>> start
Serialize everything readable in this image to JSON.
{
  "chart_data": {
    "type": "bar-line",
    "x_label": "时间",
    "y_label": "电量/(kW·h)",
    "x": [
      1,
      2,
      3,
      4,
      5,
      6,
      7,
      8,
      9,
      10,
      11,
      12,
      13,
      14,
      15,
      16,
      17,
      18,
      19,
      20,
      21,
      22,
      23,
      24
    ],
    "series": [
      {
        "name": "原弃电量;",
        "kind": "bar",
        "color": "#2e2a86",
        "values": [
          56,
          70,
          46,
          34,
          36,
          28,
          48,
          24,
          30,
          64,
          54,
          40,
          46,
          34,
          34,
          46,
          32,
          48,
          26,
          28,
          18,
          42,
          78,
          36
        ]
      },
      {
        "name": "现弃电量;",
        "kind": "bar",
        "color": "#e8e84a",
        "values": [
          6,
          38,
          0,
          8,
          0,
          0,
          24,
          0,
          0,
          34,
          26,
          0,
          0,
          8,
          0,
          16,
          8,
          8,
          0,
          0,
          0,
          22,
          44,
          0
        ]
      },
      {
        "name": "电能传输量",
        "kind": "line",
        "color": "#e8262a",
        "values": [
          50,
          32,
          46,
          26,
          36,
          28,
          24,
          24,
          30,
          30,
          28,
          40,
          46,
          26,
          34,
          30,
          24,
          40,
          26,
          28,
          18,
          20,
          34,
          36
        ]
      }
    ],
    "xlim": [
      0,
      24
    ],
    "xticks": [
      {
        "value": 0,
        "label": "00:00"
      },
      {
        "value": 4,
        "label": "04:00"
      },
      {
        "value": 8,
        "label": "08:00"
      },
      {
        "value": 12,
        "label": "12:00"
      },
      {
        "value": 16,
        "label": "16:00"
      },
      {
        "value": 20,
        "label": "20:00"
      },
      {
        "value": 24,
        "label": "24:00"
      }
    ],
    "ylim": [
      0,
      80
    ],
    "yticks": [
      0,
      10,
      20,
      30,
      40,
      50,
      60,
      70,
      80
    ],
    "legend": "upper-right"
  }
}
>> end
>> start
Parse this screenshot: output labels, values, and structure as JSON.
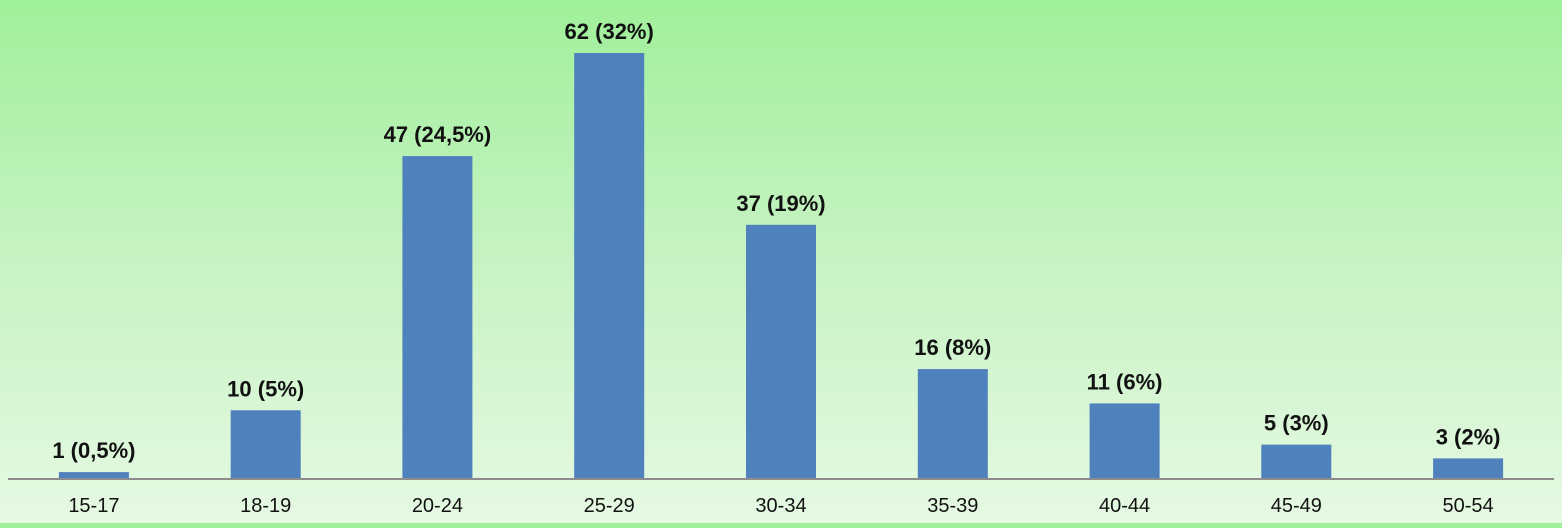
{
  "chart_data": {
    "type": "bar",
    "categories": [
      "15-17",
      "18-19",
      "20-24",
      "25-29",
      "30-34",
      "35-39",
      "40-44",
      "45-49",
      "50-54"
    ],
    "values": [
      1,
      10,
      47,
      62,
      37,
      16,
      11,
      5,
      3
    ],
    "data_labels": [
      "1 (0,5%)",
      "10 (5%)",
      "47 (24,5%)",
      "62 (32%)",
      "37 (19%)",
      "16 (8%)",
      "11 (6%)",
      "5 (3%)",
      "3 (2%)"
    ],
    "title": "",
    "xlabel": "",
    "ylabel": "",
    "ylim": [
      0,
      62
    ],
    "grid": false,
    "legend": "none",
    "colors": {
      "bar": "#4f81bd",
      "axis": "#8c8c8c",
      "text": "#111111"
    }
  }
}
>> end
● Stated problem: Return all lines containing the word "this".

● Task answer:
Serialize everything readable in this image to JSON.
Parse this screenshot: output labels, values, and structure as JSON.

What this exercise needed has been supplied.